## What the exercise asks
Identify each line below containing the string "aumentado" and copy it.

## Chart and figure data
begin

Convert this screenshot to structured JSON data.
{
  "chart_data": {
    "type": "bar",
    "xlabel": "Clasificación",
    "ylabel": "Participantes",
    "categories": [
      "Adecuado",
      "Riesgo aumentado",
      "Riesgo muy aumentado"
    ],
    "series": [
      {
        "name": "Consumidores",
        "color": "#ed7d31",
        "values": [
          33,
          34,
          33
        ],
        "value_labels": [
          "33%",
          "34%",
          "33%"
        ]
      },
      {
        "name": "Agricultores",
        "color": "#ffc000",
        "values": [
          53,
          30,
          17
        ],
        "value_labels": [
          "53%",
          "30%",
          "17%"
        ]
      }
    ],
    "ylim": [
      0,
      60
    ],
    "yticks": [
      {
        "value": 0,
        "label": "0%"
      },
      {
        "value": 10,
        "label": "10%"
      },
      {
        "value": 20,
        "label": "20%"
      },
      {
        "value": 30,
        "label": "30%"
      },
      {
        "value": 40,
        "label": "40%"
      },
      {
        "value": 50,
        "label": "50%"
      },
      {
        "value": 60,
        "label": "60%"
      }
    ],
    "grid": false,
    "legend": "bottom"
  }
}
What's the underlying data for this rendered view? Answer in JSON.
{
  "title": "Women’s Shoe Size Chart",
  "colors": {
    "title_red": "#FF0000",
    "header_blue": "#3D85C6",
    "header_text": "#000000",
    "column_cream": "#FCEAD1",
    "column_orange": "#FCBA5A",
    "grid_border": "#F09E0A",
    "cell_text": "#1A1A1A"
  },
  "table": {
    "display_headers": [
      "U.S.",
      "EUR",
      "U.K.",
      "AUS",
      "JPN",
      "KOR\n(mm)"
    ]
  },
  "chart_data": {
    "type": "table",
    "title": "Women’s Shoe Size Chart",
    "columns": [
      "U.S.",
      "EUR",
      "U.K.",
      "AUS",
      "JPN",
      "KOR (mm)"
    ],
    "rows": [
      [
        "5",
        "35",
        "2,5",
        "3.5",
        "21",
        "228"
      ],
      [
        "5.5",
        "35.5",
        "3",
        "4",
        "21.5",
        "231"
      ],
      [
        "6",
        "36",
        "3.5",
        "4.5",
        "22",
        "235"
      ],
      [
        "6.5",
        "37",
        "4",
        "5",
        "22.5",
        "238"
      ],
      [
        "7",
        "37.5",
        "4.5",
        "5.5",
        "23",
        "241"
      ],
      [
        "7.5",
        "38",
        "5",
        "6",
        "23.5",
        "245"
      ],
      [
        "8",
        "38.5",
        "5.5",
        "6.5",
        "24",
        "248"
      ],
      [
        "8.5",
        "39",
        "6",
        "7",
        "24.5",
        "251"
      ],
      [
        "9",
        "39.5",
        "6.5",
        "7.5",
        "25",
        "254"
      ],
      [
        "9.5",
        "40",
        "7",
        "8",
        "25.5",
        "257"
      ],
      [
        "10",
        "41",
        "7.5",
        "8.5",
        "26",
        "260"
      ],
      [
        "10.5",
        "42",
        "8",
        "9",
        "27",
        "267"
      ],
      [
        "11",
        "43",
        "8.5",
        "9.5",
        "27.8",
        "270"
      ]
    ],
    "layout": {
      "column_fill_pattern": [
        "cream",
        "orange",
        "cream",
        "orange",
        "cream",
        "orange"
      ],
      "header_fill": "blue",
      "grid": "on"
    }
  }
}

end
begin

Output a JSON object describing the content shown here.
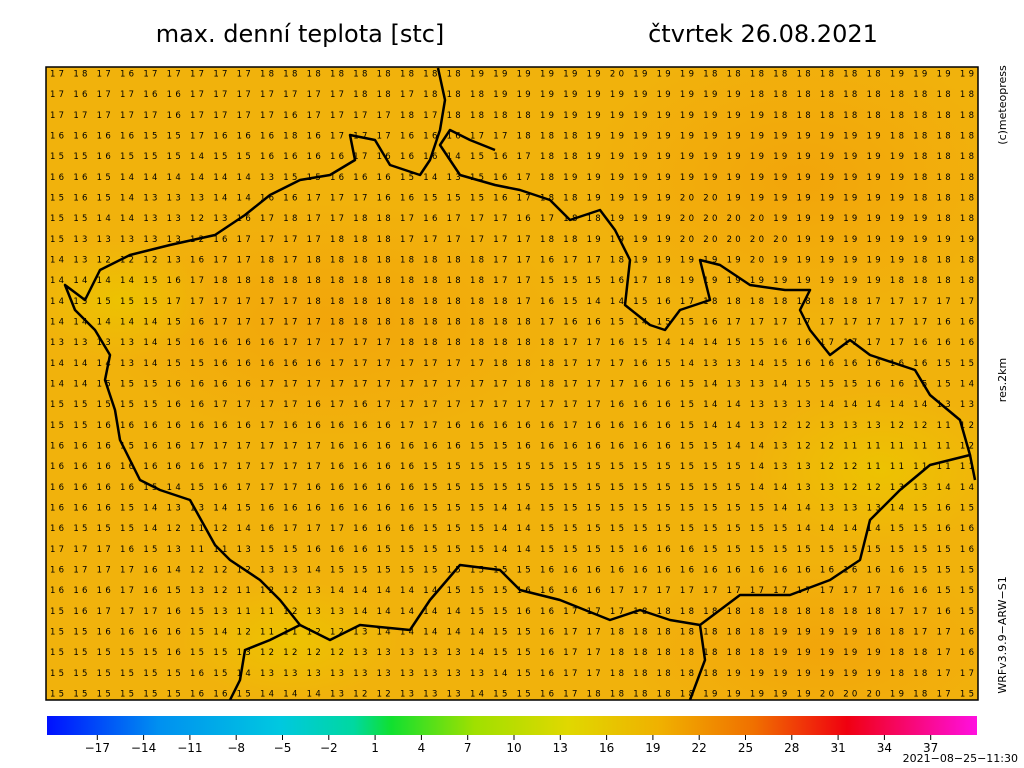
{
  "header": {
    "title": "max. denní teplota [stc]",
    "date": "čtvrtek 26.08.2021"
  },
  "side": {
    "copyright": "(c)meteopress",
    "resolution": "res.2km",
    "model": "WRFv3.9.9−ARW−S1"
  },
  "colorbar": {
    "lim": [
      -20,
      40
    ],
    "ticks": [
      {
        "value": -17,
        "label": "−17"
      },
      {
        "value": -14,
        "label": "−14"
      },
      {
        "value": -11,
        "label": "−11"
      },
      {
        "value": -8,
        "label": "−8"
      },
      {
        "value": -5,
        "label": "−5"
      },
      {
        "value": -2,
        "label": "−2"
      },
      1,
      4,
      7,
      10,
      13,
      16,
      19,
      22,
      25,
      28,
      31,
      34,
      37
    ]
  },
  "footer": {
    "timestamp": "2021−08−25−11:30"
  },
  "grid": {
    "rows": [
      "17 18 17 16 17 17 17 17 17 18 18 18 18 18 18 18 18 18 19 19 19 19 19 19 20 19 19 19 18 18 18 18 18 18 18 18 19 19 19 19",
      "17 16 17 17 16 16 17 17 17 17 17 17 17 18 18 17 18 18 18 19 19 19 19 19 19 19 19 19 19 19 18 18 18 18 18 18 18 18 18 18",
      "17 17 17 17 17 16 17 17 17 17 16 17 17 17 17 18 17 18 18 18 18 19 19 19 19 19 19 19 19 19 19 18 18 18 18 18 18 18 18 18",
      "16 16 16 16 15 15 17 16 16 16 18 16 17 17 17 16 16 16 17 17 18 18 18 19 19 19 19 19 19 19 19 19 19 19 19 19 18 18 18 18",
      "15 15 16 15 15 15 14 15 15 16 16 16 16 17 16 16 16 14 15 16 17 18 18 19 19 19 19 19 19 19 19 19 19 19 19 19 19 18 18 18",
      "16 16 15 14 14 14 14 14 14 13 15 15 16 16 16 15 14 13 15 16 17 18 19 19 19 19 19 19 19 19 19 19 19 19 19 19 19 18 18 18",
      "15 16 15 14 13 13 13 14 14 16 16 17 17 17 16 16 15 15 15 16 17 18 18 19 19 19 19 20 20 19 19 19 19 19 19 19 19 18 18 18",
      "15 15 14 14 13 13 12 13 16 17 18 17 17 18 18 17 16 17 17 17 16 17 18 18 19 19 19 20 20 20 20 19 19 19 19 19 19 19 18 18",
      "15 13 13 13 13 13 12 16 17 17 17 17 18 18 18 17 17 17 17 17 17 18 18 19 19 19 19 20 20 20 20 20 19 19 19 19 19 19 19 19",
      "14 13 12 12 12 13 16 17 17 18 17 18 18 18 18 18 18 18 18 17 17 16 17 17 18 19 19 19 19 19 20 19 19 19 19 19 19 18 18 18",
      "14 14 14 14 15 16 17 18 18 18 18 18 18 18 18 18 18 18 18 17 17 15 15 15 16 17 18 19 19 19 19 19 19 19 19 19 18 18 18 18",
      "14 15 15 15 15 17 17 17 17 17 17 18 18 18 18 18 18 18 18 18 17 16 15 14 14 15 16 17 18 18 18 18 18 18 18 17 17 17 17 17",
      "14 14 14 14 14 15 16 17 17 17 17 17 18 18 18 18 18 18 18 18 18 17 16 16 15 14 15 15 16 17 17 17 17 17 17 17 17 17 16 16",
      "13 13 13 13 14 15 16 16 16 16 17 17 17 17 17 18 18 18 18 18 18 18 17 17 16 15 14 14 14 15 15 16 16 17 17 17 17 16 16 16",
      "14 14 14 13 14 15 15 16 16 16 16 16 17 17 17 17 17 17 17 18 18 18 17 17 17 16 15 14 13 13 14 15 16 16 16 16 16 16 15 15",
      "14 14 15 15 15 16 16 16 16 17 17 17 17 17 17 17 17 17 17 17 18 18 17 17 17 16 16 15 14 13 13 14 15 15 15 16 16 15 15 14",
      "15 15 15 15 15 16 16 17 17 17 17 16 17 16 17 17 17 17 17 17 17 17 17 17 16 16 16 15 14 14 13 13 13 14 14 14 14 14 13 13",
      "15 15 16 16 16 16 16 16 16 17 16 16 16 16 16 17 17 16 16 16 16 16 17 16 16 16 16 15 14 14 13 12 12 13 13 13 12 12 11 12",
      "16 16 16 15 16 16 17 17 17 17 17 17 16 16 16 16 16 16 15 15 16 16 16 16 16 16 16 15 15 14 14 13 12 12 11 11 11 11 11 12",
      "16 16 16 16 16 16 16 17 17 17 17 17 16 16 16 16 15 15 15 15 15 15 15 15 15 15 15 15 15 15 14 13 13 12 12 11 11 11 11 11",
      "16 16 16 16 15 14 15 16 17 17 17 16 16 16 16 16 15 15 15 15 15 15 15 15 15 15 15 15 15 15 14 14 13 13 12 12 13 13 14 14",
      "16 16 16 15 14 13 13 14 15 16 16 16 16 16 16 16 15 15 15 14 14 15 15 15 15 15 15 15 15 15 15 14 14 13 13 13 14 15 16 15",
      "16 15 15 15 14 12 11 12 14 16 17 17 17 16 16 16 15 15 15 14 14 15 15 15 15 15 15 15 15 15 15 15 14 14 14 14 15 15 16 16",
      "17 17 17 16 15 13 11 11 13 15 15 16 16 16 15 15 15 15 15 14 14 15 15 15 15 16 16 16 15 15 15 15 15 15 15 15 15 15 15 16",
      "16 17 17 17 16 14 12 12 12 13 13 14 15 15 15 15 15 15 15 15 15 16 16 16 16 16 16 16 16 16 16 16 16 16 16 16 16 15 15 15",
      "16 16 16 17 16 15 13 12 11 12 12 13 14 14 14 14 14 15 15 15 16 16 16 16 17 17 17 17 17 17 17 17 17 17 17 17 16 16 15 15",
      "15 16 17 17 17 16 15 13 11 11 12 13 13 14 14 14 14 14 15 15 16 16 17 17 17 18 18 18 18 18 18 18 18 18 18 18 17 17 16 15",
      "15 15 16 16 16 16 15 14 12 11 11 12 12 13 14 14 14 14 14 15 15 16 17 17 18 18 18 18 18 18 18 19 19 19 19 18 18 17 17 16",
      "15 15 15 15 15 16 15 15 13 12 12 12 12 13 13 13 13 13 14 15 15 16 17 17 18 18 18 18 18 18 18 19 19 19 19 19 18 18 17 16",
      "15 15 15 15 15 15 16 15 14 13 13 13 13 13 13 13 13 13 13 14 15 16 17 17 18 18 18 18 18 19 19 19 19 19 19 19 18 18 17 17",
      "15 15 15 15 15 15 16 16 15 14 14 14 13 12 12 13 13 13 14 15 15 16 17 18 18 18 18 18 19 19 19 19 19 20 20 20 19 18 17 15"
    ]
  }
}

end

## The solution
      "Riesgo aumentado",
      "Riesgo muy aumentado"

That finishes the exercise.